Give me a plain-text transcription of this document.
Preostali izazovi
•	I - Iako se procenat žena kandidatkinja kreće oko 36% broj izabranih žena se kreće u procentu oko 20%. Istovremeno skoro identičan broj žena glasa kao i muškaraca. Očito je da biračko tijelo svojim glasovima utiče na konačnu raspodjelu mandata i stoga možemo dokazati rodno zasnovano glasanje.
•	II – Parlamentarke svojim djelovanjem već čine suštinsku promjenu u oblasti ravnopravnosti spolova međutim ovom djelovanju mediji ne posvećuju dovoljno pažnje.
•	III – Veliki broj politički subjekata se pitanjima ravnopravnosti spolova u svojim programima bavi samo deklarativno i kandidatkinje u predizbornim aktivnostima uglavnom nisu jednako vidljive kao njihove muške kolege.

--

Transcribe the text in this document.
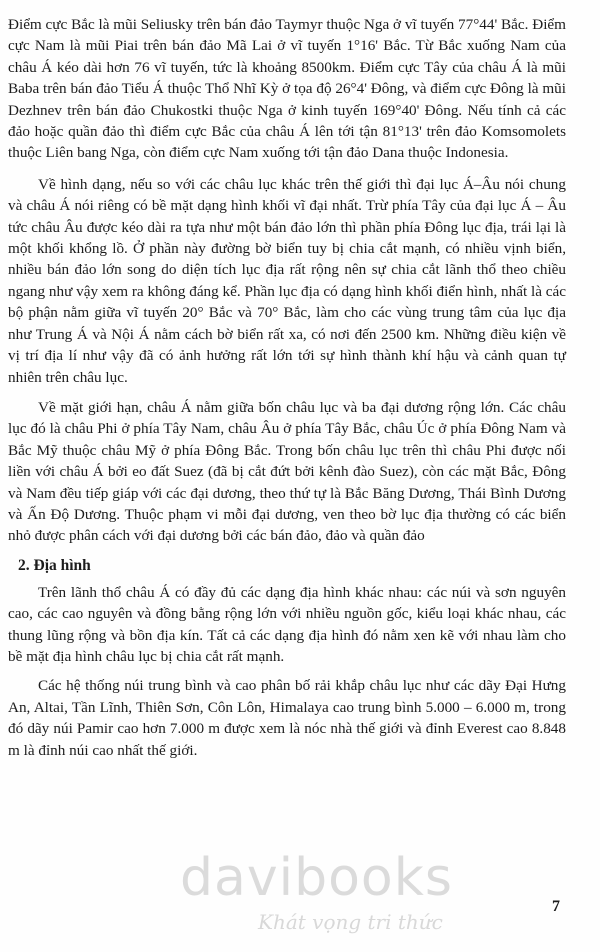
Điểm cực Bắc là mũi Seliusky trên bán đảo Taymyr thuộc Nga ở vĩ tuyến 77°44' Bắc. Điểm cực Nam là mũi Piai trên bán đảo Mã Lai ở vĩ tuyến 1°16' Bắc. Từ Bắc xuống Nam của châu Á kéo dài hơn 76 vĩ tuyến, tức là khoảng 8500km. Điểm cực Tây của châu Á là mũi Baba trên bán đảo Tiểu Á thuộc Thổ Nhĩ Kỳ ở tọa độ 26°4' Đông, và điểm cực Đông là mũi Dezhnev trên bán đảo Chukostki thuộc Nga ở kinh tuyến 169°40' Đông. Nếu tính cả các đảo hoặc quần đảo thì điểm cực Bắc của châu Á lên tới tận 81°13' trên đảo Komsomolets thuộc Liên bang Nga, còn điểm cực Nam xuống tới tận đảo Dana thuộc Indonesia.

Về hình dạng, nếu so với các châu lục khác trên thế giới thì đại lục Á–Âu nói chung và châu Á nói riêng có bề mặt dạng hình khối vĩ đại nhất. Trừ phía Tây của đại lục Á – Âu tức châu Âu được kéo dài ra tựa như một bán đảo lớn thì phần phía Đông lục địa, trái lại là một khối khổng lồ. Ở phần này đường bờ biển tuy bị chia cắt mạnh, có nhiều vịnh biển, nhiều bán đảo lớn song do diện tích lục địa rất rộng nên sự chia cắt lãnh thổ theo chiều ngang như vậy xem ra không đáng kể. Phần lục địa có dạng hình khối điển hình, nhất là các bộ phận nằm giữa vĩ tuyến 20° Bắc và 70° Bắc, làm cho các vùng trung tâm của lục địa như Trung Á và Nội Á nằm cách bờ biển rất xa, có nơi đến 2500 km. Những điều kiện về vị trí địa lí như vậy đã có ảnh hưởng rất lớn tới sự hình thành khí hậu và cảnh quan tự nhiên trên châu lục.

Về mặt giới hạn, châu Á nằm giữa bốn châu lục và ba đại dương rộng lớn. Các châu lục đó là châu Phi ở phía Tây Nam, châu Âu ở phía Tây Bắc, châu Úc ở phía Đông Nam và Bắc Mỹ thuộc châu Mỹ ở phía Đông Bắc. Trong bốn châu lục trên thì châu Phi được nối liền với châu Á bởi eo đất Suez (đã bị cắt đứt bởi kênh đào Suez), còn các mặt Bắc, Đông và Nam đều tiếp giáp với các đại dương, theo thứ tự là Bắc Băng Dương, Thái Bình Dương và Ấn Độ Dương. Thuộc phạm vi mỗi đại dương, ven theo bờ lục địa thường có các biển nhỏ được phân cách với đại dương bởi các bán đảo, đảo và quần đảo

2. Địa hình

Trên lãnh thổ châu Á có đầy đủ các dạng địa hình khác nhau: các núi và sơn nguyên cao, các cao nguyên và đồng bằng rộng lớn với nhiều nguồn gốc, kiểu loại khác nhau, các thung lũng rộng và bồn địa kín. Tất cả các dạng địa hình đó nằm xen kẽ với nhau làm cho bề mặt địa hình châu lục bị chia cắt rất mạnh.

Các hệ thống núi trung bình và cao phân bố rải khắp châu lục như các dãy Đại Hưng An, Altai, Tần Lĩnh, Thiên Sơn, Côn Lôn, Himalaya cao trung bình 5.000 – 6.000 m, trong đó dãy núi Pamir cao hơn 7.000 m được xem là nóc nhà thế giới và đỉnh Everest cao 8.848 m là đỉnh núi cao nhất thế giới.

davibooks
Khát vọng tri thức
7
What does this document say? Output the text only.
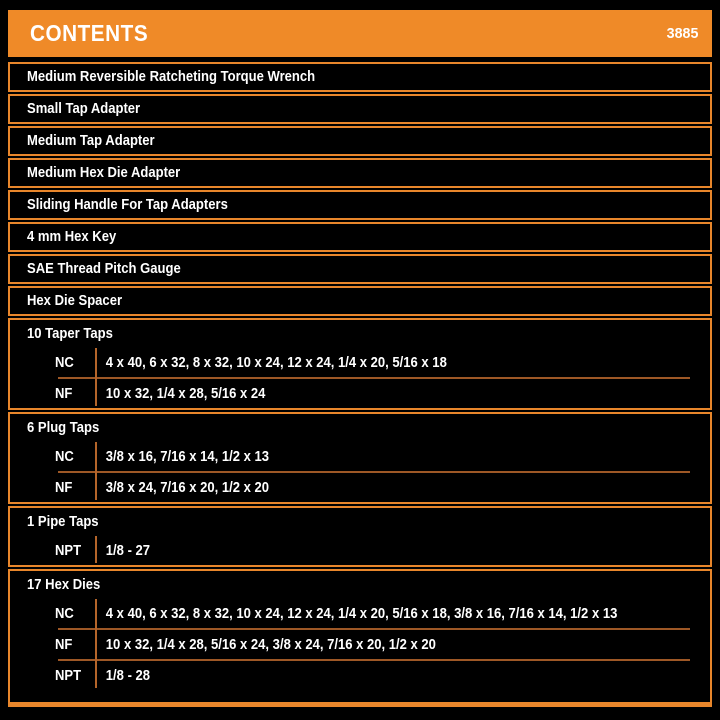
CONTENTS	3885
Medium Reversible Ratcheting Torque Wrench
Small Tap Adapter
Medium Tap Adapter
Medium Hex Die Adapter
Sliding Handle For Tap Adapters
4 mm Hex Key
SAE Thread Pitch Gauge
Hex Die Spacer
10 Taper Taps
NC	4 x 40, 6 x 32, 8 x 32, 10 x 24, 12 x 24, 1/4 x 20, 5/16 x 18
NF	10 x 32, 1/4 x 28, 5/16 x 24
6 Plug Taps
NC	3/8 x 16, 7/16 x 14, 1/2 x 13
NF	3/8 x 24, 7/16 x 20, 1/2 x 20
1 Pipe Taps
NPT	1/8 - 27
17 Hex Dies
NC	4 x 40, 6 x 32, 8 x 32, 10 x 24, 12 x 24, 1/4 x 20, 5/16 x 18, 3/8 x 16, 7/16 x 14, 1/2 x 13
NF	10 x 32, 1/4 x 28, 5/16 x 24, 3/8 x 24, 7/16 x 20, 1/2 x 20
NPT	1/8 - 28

-- What is being asked --
Lines that hold the word "ravnopravnosti" are the ones to return, every one of them.

-- Finished answer --
•	II – Parlamentarke svojim djelovanjem već čine suštinsku promjenu u oblasti ravnopravnosti spolova međutim ovom djelovanju mediji ne posvećuju dovoljno pažnje.
•	III – Veliki broj politički subjekata se pitanjima ravnopravnosti spolova u svojim programima bavi samo deklarativno i kandidatkinje u predizbornim aktivnostima uglavnom nisu jednako vidljive kao njihove muške kolege.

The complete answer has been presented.